Data entries for graphics

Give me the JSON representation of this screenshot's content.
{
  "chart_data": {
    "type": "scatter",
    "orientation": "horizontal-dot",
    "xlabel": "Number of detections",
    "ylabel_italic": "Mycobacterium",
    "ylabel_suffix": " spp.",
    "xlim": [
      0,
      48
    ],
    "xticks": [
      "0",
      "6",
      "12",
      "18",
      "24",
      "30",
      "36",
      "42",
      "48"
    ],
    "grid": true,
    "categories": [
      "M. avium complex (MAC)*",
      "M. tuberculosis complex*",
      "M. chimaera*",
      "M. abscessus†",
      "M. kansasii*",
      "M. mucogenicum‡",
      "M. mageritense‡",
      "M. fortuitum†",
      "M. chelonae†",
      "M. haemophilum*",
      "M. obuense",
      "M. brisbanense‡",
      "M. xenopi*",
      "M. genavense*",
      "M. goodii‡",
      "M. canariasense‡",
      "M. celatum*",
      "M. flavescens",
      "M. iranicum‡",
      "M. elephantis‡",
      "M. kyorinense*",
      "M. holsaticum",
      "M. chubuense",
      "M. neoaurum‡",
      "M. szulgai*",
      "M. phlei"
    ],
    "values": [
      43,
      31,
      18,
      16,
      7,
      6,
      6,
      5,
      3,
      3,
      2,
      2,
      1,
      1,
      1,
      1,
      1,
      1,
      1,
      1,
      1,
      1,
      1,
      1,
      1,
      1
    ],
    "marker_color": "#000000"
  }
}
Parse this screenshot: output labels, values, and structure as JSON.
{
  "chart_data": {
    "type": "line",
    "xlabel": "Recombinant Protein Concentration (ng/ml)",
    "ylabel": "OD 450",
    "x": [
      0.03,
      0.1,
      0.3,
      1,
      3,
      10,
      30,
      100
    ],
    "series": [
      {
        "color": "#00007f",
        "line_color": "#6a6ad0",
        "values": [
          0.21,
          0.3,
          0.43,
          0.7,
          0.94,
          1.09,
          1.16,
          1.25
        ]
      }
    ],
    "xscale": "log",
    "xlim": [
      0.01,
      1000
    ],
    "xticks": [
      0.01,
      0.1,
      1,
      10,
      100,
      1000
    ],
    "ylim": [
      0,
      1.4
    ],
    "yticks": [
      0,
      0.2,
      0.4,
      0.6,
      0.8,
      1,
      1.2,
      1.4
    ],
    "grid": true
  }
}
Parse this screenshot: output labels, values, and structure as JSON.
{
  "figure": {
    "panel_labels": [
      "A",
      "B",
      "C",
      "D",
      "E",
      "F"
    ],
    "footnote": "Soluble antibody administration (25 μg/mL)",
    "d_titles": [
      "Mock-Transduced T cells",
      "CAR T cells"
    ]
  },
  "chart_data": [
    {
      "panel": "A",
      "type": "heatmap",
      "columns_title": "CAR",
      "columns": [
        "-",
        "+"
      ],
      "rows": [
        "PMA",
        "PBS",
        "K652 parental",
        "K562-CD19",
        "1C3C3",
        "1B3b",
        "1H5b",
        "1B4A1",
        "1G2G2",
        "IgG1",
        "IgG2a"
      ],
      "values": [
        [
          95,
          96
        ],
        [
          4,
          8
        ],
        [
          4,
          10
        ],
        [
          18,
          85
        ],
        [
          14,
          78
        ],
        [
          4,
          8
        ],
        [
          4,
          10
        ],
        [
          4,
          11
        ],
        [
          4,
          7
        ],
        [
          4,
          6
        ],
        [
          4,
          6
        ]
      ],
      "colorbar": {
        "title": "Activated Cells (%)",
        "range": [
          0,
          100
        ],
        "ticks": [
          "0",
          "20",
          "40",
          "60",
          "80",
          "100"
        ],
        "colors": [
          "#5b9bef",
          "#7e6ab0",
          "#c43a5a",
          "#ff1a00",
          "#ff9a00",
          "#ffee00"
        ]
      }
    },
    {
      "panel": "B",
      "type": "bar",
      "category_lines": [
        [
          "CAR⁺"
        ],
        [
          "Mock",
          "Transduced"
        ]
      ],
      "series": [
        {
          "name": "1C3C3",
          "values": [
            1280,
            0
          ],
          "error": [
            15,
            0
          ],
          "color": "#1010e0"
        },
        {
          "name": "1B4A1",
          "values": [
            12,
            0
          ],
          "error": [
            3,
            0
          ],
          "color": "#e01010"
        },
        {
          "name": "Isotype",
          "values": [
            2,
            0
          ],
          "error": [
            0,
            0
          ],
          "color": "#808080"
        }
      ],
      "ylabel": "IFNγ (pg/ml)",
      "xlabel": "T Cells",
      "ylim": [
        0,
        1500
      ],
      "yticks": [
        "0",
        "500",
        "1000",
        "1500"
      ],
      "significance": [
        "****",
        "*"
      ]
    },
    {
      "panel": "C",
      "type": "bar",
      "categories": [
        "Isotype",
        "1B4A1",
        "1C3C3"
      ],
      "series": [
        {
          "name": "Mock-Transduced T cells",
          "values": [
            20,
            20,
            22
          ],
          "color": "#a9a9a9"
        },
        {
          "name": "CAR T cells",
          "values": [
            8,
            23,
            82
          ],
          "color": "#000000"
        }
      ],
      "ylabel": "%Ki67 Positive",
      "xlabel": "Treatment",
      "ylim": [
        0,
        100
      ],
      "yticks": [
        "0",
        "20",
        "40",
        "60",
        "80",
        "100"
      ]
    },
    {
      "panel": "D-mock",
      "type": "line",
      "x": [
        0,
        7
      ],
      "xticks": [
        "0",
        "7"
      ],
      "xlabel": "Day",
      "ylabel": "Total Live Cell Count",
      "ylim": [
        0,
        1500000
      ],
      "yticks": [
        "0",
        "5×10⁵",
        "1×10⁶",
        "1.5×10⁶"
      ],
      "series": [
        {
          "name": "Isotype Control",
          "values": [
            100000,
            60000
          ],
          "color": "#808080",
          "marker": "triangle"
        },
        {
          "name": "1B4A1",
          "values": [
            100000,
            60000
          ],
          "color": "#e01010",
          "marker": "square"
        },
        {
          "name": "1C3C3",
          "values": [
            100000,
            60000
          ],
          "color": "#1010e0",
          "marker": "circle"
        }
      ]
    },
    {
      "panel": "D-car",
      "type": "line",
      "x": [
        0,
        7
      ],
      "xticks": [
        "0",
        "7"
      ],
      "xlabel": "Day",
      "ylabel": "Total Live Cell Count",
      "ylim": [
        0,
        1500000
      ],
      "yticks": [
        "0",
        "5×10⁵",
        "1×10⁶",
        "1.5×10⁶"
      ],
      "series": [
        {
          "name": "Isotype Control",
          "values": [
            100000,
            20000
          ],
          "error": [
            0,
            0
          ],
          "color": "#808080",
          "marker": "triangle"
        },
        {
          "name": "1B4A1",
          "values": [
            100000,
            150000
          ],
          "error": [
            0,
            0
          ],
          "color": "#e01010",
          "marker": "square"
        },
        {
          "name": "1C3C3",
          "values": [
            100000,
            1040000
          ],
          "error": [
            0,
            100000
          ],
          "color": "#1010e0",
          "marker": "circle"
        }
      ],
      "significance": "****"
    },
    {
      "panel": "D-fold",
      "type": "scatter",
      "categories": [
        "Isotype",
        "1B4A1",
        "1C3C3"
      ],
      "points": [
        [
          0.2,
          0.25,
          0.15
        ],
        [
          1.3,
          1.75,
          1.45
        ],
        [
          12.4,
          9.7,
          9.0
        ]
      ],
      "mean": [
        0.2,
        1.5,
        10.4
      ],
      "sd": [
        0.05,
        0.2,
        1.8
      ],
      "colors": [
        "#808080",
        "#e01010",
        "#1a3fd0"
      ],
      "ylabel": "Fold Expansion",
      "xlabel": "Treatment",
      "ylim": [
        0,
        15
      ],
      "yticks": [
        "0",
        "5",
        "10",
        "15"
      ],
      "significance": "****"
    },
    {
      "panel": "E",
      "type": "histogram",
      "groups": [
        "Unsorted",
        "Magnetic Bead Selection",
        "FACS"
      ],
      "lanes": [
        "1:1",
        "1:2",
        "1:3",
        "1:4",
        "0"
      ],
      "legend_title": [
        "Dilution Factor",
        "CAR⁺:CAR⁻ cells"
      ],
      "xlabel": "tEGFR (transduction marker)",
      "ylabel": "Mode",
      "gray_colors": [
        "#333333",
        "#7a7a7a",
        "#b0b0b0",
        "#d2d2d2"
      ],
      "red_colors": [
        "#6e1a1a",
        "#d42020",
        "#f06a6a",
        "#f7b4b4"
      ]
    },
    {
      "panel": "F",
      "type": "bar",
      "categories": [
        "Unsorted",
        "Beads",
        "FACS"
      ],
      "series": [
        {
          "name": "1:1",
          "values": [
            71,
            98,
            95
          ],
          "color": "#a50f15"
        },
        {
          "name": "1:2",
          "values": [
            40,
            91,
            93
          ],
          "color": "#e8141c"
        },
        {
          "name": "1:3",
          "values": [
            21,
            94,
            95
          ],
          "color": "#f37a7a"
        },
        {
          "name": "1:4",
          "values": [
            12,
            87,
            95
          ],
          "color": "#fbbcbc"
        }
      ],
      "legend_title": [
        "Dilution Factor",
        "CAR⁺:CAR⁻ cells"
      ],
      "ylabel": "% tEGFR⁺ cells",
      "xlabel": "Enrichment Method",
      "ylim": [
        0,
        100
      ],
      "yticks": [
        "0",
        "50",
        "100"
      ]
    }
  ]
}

◆ **Task brief**
State only the count of lines above that hold the string "complex".

◆ **Problem solution**
2